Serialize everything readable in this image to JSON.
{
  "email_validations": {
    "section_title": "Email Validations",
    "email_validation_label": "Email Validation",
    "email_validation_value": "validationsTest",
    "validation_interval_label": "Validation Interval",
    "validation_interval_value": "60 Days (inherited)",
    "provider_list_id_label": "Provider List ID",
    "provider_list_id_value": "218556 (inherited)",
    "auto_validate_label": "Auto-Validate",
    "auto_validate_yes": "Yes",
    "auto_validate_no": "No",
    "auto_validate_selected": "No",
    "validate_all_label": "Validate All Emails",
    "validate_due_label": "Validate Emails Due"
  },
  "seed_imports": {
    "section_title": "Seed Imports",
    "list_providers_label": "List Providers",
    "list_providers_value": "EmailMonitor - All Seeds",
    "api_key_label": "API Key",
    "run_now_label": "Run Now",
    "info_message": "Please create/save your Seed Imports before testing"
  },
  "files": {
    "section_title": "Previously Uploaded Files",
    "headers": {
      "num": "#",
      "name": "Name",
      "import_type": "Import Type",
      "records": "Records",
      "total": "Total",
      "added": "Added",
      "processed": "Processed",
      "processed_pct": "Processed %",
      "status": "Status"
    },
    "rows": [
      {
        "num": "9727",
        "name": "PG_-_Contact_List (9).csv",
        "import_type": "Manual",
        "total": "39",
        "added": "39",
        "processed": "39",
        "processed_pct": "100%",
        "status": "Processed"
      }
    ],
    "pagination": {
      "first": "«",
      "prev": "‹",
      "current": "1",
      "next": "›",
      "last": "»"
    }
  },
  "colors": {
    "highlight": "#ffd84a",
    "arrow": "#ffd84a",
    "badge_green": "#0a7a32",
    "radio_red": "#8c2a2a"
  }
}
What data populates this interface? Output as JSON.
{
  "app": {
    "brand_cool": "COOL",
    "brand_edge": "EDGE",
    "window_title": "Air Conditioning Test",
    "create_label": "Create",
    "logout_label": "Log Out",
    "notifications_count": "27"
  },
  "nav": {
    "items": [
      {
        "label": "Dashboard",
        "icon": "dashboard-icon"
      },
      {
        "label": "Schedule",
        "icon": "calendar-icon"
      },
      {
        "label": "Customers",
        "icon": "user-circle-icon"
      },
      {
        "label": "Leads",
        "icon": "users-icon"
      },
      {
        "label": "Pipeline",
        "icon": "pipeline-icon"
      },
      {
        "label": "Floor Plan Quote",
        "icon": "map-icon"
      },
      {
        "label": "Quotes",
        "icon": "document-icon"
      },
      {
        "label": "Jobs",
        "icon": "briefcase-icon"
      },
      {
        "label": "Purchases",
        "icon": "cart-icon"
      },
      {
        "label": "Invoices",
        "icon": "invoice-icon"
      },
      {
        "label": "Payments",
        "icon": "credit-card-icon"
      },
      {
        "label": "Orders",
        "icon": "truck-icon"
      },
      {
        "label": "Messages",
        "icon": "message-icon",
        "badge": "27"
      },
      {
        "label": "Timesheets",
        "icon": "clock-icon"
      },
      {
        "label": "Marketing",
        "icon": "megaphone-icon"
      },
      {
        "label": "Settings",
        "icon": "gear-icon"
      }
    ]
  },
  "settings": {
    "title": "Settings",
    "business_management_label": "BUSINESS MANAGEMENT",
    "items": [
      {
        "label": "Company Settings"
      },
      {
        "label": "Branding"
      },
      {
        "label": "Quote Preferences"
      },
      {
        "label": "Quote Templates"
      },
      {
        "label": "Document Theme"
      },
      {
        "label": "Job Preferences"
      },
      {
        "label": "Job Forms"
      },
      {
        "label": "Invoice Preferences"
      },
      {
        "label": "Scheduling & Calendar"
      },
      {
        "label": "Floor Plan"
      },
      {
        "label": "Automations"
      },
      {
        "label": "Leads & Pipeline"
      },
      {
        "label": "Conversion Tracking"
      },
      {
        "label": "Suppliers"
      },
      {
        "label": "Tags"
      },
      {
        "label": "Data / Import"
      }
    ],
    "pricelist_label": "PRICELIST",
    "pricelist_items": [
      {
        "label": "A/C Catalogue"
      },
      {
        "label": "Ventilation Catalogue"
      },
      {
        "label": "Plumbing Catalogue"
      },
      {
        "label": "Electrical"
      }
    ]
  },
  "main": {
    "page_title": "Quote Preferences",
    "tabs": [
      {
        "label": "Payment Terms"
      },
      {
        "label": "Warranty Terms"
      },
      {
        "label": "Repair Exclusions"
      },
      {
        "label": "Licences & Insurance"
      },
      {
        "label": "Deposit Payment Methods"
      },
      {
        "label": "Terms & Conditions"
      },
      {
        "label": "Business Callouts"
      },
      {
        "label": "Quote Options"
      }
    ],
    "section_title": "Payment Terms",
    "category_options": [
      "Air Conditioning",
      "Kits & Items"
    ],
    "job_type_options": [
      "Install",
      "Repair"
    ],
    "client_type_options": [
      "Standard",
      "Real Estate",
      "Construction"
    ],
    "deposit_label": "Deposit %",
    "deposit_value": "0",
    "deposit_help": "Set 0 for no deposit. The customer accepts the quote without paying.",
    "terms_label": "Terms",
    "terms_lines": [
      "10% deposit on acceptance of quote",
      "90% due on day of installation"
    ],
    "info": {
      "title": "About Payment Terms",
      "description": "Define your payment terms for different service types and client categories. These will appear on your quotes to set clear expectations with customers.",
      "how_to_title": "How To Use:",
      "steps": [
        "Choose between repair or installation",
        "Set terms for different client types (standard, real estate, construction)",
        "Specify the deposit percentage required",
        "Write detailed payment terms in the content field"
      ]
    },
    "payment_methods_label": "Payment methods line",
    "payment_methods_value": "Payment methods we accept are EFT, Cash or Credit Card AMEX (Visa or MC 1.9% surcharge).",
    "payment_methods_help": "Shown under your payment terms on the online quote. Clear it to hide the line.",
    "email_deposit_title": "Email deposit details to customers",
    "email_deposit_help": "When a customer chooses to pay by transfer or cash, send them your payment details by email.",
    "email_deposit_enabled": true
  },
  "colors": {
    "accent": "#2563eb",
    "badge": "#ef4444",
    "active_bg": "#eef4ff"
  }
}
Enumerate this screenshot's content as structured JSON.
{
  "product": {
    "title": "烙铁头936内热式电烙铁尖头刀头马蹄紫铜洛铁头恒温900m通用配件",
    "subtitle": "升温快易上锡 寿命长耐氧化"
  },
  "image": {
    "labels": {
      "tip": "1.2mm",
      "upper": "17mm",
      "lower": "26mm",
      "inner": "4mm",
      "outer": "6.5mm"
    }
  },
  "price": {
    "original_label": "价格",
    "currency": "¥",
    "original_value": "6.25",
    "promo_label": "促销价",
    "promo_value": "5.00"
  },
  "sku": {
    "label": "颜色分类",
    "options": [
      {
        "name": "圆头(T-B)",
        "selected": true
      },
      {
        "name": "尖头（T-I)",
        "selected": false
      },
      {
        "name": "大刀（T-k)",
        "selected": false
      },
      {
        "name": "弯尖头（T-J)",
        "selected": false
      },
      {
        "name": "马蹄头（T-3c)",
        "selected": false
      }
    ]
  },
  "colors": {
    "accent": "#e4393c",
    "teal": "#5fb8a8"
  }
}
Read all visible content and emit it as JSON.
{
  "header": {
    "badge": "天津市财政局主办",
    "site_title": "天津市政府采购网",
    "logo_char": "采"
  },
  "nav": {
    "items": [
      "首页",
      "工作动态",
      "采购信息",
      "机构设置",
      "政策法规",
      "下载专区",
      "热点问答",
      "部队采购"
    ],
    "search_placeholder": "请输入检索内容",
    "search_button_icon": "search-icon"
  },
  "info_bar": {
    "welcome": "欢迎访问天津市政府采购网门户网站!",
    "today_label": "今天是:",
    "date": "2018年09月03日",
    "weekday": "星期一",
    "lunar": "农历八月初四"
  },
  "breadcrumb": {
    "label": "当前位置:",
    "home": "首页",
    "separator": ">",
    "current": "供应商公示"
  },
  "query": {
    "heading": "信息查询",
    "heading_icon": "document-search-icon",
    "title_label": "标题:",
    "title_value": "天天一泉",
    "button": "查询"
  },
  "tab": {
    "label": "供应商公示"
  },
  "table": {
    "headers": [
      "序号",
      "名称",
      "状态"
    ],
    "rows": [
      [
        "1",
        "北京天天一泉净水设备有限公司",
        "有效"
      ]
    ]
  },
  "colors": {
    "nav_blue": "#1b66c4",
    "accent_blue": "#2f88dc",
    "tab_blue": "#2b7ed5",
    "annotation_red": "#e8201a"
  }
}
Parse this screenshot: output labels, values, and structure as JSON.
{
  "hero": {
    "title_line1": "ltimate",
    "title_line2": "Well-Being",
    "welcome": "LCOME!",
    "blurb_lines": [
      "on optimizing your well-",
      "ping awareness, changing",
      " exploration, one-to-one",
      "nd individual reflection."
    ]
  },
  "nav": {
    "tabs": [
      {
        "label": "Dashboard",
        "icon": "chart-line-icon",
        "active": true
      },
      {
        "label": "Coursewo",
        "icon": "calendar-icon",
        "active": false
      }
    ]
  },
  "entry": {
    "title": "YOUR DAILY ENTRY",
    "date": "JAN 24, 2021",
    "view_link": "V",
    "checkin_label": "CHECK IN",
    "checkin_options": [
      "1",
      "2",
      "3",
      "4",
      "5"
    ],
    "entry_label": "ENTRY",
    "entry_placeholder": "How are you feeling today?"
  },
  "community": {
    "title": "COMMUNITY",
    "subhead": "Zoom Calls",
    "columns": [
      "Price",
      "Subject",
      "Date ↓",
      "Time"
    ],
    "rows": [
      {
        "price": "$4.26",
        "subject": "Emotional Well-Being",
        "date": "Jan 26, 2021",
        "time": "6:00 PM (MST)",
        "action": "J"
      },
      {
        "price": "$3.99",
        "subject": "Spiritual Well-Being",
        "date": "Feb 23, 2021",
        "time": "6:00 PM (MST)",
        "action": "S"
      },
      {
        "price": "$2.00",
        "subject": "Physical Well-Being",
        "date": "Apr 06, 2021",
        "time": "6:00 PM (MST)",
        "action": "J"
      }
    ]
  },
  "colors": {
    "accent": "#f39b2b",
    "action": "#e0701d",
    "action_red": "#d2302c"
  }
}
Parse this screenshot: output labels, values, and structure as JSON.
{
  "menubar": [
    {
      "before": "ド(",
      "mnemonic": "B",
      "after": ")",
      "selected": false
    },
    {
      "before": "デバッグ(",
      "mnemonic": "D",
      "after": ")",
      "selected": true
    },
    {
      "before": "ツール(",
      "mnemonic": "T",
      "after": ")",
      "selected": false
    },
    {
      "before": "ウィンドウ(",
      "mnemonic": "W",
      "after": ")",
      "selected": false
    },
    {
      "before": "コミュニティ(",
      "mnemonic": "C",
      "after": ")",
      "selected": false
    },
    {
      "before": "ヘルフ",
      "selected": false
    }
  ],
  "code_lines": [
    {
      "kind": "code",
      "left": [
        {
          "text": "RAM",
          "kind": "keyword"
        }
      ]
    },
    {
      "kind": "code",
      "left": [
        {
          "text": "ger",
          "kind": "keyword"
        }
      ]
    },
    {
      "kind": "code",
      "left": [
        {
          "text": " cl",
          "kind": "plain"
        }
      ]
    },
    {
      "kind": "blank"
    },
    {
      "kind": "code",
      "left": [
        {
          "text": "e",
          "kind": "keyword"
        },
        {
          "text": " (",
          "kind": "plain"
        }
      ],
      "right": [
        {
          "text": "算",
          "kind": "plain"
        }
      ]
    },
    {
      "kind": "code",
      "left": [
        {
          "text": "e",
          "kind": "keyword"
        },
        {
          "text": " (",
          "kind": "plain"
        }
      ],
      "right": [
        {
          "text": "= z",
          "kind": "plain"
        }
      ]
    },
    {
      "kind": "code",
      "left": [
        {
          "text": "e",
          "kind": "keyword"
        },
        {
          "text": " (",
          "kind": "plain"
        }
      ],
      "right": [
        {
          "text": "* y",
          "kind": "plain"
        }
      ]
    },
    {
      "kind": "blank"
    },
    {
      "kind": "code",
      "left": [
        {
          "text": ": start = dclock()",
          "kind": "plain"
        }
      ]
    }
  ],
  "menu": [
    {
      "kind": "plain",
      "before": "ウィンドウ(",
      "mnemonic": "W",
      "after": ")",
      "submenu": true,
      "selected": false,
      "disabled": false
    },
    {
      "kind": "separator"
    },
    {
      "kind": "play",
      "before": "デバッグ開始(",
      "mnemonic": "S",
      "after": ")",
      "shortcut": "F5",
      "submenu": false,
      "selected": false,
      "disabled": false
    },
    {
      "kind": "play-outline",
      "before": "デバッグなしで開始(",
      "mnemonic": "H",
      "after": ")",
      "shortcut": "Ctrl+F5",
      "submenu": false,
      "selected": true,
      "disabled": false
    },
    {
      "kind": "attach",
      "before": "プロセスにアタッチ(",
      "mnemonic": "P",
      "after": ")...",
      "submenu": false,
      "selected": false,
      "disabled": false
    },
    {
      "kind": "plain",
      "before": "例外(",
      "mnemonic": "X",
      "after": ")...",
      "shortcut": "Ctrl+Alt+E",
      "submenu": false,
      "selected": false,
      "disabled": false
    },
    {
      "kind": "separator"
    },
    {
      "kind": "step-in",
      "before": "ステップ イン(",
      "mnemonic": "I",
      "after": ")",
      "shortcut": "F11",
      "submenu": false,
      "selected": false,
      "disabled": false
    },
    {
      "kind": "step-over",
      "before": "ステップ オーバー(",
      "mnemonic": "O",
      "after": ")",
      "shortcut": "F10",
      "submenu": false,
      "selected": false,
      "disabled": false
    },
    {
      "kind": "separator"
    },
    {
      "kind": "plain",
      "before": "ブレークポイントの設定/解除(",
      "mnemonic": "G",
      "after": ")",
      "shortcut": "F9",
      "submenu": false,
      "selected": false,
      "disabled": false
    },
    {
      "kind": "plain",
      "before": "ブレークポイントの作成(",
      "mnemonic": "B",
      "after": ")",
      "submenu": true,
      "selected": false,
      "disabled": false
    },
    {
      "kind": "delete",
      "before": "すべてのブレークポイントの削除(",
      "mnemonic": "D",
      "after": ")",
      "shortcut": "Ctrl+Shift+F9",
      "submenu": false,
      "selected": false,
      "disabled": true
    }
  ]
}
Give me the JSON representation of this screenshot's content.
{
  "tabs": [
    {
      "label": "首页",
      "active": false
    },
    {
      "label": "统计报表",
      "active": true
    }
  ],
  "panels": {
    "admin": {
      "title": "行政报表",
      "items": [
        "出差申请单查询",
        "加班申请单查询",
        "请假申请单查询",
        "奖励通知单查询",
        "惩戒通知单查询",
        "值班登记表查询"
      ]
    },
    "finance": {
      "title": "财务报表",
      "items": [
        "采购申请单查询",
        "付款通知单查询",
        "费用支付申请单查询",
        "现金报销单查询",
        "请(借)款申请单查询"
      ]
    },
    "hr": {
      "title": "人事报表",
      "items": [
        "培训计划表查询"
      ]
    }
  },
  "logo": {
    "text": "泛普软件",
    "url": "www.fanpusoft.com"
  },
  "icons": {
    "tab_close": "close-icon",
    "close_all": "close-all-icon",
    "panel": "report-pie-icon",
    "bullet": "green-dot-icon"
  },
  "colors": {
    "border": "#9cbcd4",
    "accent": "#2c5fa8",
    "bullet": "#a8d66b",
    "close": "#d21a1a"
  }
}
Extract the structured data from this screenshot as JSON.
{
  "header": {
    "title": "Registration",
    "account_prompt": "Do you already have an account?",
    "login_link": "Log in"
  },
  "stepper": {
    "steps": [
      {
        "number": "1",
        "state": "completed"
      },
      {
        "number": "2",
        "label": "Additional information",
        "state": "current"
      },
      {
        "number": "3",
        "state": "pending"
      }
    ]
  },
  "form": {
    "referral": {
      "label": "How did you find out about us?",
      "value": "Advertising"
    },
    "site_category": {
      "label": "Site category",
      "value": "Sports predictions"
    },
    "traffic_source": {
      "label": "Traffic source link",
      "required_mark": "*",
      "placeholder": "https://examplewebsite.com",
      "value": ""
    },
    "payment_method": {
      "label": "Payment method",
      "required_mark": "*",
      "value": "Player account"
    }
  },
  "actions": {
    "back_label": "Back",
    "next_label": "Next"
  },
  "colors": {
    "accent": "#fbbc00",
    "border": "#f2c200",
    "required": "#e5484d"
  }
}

> **Given instruction**
Search the records for the word "JSON". Copy every line that has it.

> **Output below**
Serialize everything readable in this image to JSON.
What data populates this interface? Output as JSON.
Enumerate this screenshot's content as structured JSON.
Read all visible content and emit it as JSON.
Parse this screenshot: output labels, values, and structure as JSON.
Parse this screenshot: output labels, values, and structure as JSON.
Give me the JSON representation of this screenshot's content.
Extract the structured data from this screenshot as JSON.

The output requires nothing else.